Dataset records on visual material
========================================

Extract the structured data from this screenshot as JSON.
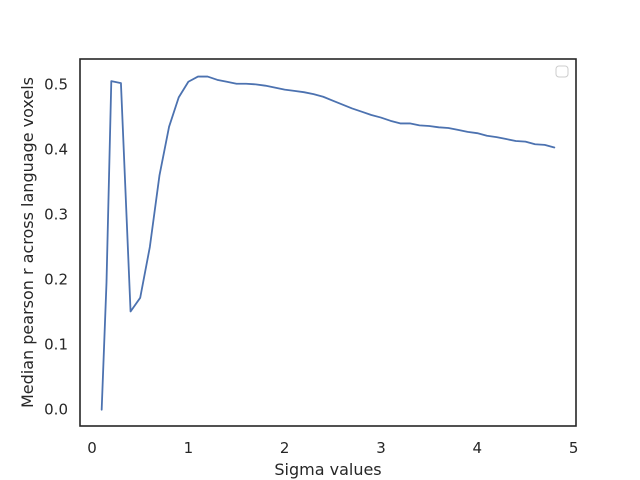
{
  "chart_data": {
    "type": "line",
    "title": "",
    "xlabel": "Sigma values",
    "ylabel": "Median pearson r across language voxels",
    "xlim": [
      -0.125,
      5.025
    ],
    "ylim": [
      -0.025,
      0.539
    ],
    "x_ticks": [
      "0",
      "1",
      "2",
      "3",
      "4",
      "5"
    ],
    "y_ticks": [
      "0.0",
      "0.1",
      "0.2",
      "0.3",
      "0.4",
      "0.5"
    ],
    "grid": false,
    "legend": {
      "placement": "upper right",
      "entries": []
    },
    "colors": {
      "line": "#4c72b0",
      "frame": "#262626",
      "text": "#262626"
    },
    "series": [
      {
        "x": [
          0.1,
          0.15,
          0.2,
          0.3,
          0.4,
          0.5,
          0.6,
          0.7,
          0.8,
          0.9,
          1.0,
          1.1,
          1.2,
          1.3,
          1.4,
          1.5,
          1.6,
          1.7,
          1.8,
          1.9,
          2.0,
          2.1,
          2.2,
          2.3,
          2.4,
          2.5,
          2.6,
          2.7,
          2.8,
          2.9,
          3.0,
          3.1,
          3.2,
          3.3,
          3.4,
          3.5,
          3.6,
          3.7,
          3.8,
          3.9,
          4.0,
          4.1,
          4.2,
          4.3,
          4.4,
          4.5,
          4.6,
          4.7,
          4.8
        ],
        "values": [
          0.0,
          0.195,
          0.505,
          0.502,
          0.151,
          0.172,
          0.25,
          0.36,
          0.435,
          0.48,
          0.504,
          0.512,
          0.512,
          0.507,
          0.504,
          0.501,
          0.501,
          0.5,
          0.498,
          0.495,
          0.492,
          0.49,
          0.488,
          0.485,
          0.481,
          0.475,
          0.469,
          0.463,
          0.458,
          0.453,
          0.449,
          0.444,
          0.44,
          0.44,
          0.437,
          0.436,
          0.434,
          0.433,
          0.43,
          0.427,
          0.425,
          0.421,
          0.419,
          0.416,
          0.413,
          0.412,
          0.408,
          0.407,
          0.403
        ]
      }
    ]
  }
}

========================================

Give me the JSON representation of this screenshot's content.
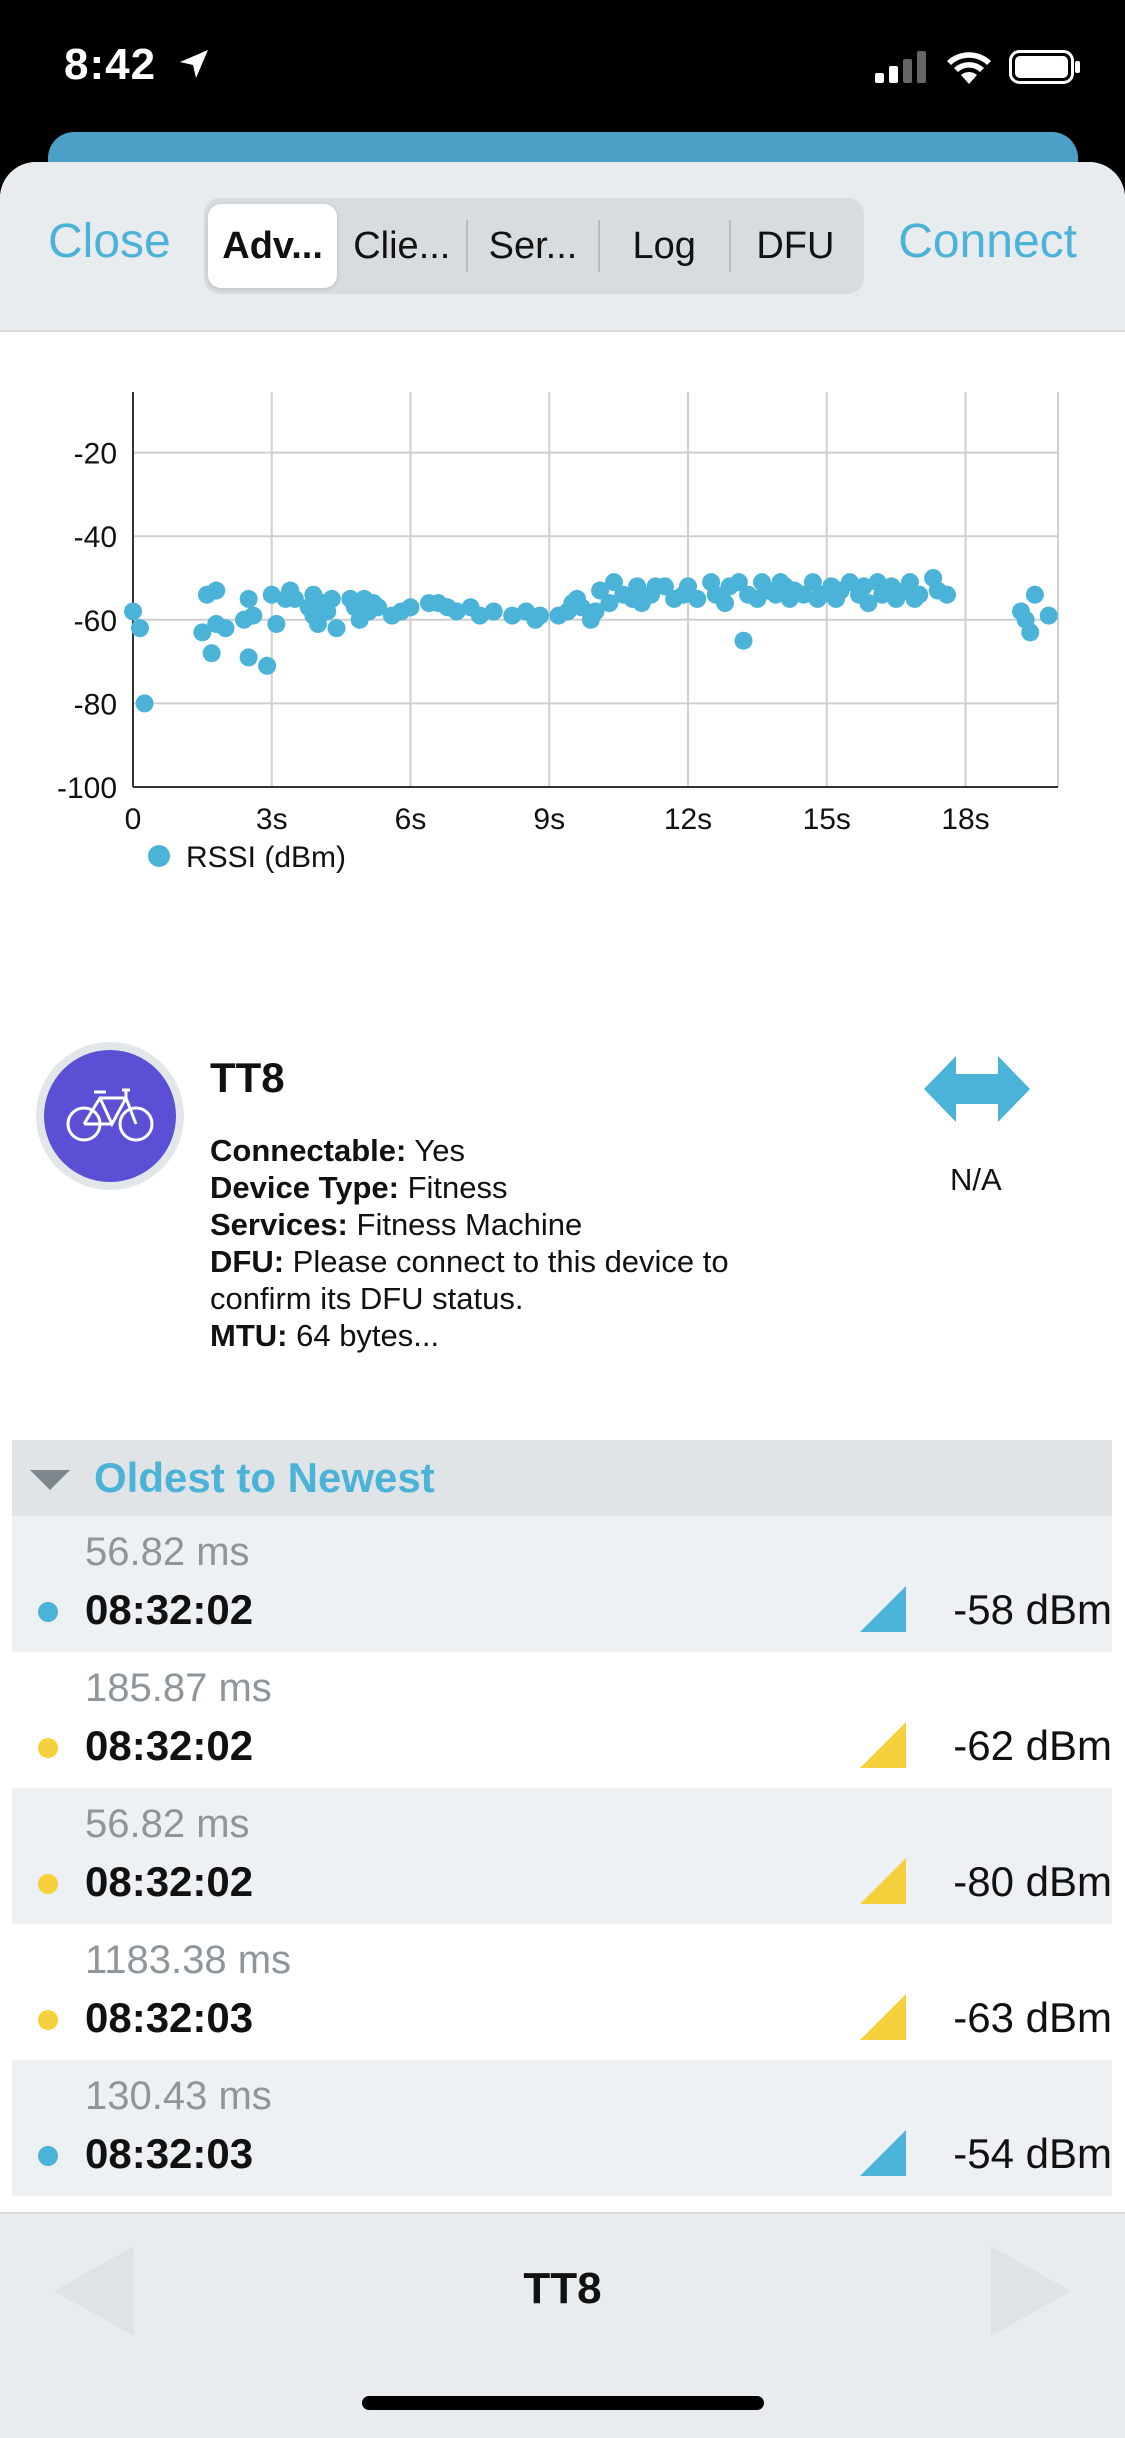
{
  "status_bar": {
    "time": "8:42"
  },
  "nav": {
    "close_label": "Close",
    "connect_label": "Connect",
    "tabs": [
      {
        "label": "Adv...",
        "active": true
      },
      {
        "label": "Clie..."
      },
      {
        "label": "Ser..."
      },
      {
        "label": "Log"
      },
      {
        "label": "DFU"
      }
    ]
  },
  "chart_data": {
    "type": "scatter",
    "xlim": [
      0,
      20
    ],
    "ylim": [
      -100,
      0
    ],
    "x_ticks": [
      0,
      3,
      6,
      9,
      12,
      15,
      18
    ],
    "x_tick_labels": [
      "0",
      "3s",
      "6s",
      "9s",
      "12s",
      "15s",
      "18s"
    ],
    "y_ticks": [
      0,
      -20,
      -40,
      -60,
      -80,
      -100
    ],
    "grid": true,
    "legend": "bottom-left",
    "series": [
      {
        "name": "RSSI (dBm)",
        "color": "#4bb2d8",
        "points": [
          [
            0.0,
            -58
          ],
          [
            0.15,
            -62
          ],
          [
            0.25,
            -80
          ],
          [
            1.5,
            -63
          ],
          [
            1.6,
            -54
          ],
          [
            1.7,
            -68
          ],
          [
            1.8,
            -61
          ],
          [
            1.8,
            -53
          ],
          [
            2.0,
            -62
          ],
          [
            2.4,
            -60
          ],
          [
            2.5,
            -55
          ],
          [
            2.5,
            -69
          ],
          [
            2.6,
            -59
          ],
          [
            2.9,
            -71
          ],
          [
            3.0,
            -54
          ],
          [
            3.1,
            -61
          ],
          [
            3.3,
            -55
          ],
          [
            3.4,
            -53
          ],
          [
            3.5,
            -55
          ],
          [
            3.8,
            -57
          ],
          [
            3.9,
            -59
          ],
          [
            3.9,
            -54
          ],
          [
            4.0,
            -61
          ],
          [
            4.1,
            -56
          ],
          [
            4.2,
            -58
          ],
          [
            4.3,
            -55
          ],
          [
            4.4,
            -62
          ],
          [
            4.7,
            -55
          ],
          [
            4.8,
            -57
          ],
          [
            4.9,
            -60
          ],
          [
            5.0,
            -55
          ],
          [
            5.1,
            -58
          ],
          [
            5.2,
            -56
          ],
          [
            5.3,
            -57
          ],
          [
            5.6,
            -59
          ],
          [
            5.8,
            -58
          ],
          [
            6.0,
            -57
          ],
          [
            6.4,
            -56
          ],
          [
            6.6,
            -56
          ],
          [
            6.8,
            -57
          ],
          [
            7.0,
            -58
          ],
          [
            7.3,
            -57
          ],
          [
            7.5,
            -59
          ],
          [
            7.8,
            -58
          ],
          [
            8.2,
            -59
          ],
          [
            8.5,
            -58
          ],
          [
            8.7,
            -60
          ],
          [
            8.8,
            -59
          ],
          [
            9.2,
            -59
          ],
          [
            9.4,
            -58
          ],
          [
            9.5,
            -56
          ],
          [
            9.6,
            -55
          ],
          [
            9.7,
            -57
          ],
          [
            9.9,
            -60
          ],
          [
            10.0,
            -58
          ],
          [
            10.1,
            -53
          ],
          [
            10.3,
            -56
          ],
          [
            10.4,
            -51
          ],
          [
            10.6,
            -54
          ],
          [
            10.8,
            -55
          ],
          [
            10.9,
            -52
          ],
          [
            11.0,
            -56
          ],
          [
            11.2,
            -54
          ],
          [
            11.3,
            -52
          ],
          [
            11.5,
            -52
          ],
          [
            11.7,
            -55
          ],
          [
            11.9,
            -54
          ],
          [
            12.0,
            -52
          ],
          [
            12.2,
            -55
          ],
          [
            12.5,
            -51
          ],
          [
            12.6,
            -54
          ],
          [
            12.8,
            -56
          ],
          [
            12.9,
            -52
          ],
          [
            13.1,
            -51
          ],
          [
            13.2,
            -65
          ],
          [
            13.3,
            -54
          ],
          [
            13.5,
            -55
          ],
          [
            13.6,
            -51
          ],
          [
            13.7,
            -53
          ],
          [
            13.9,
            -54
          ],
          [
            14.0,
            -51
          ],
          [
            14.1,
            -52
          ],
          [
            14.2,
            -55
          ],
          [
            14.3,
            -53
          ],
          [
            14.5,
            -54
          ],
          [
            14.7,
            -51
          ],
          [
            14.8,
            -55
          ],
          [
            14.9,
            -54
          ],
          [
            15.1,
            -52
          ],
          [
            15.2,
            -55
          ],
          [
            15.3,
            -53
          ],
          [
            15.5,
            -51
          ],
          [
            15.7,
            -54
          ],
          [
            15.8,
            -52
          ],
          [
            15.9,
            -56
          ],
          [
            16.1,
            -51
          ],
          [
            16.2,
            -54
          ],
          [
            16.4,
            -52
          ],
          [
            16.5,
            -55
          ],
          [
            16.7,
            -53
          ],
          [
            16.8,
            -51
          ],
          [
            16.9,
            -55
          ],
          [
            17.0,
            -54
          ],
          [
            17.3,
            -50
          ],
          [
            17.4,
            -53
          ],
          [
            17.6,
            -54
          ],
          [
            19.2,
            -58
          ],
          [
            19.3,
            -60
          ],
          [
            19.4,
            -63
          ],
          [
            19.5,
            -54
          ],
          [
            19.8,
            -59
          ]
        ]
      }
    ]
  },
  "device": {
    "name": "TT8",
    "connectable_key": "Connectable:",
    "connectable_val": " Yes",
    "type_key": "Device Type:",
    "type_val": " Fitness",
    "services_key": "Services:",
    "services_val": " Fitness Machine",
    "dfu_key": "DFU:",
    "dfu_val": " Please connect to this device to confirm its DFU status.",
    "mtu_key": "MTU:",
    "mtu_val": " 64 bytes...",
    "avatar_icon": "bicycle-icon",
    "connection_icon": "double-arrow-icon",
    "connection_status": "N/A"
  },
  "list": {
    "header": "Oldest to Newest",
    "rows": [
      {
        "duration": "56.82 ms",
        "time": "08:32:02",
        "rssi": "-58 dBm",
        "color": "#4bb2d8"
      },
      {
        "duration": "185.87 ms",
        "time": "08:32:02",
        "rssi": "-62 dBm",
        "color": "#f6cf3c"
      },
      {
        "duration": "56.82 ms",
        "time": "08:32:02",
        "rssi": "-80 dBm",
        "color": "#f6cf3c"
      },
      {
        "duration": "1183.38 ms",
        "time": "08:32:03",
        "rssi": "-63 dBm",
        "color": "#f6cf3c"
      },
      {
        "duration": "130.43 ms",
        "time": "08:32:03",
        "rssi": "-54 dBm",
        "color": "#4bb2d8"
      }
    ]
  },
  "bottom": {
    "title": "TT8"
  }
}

========================================

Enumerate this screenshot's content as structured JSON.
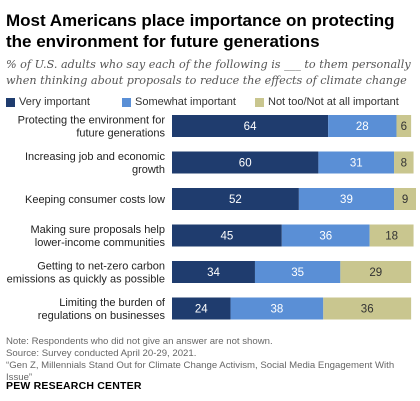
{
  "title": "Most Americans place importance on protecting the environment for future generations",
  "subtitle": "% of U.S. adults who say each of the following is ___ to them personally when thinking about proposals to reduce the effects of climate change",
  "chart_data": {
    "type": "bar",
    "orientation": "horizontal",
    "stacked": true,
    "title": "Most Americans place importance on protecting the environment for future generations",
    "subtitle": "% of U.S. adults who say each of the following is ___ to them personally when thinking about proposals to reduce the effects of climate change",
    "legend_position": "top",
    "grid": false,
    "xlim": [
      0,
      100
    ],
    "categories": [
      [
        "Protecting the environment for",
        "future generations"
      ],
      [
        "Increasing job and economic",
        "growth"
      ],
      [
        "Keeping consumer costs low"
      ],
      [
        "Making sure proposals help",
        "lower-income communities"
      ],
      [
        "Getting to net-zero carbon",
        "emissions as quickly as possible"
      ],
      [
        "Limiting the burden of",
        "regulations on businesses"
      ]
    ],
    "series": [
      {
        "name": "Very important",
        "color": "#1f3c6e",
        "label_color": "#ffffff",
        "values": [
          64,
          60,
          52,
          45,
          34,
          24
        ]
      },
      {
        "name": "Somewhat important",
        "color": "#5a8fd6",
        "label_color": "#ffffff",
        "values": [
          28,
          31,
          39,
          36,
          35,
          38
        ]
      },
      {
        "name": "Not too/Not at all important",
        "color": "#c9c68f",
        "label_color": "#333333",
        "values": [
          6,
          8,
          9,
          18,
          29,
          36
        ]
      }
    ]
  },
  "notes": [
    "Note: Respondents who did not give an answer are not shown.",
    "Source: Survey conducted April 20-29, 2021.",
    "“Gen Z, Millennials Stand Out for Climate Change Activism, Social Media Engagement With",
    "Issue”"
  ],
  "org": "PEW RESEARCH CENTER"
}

========================================

=== Given task ===
Above are some records. Count the lines among them with the word "structured", and answer with the number only.

=== Full answer ===
2